• [Set task]: Without including any pictures, copy each entry below exactly.

[Stored entries]
-=-=-

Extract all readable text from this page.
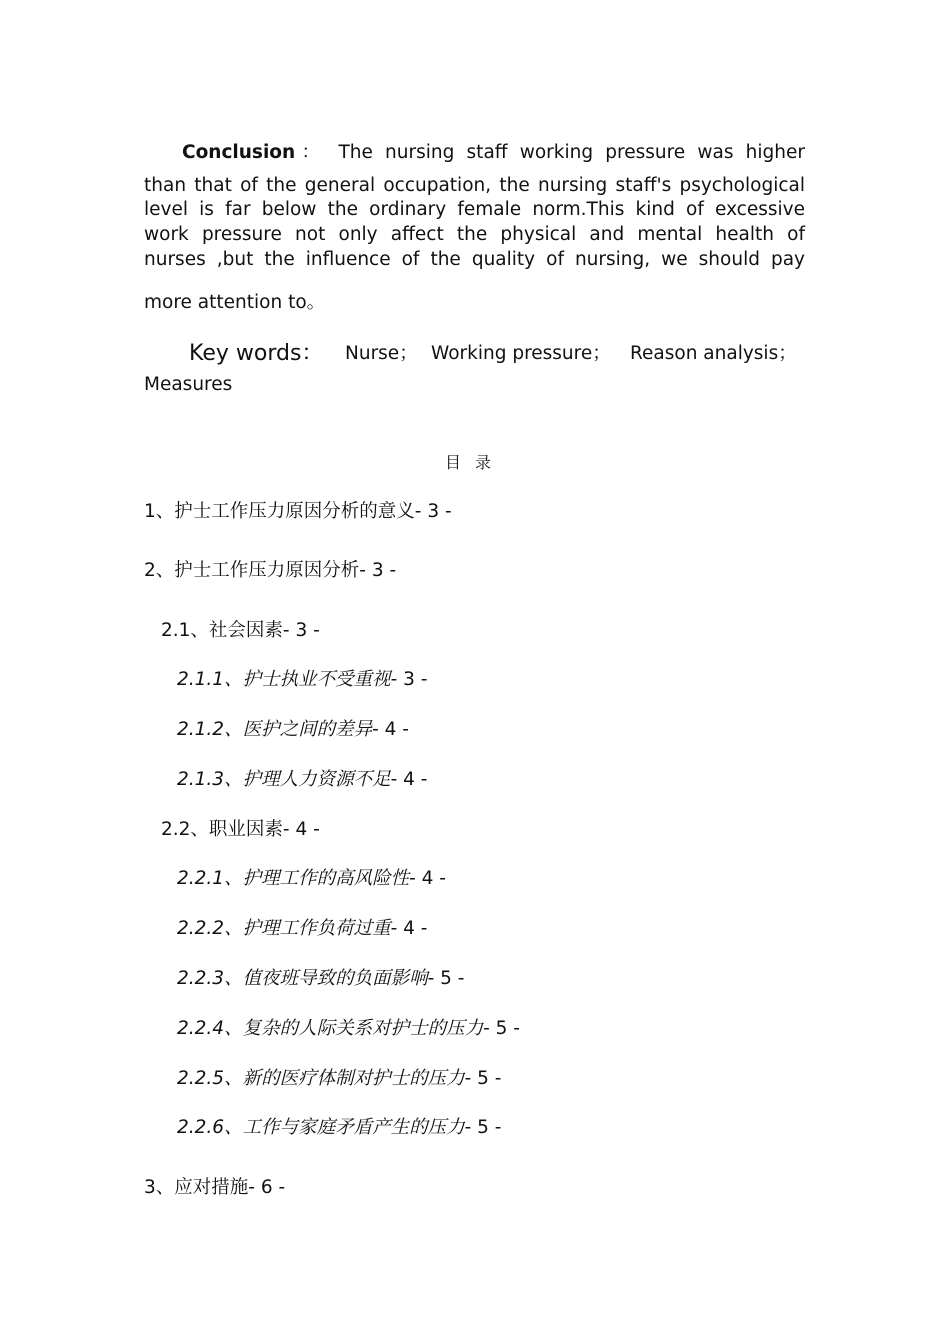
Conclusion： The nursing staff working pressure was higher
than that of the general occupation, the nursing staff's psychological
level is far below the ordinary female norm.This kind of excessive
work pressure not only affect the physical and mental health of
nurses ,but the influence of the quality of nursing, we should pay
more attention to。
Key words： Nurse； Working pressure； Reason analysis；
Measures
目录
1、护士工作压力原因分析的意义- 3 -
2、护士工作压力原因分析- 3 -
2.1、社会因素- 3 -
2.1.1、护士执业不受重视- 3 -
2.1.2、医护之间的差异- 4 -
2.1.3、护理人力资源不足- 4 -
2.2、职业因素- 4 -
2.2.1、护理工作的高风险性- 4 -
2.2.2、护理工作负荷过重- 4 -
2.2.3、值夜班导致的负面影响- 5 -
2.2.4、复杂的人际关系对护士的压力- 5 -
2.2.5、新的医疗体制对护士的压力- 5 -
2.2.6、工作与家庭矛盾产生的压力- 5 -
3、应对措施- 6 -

-=-=-

• [The answer]:
Extract all readable text from this page.
Conclusion： The nursing staff working pressure was higher
than that of the general occupation, the nursing staff's psychological
level is far below the ordinary female norm.This kind of excessive
work pressure not only affect the physical and mental health of
nurses ,but the influence of the quality of nursing, we should pay
more attention to。
Key words： Nurse； Working pressure； Reason analysis；
Measures
目录
1、护士工作压力原因分析的意义- 3 -
2、护士工作压力原因分析- 3 -
2.1、社会因素- 3 -
2.1.1、护士执业不受重视- 3 -
2.1.2、医护之间的差异- 4 -
2.1.3、护理人力资源不足- 4 -
2.2、职业因素- 4 -
2.2.1、护理工作的高风险性- 4 -
2.2.2、护理工作负荷过重- 4 -
2.2.3、值夜班导致的负面影响- 5 -
2.2.4、复杂的人际关系对护士的压力- 5 -
2.2.5、新的医疗体制对护士的压力- 5 -
2.2.6、工作与家庭矛盾产生的压力- 5 -
3、应对措施- 6 -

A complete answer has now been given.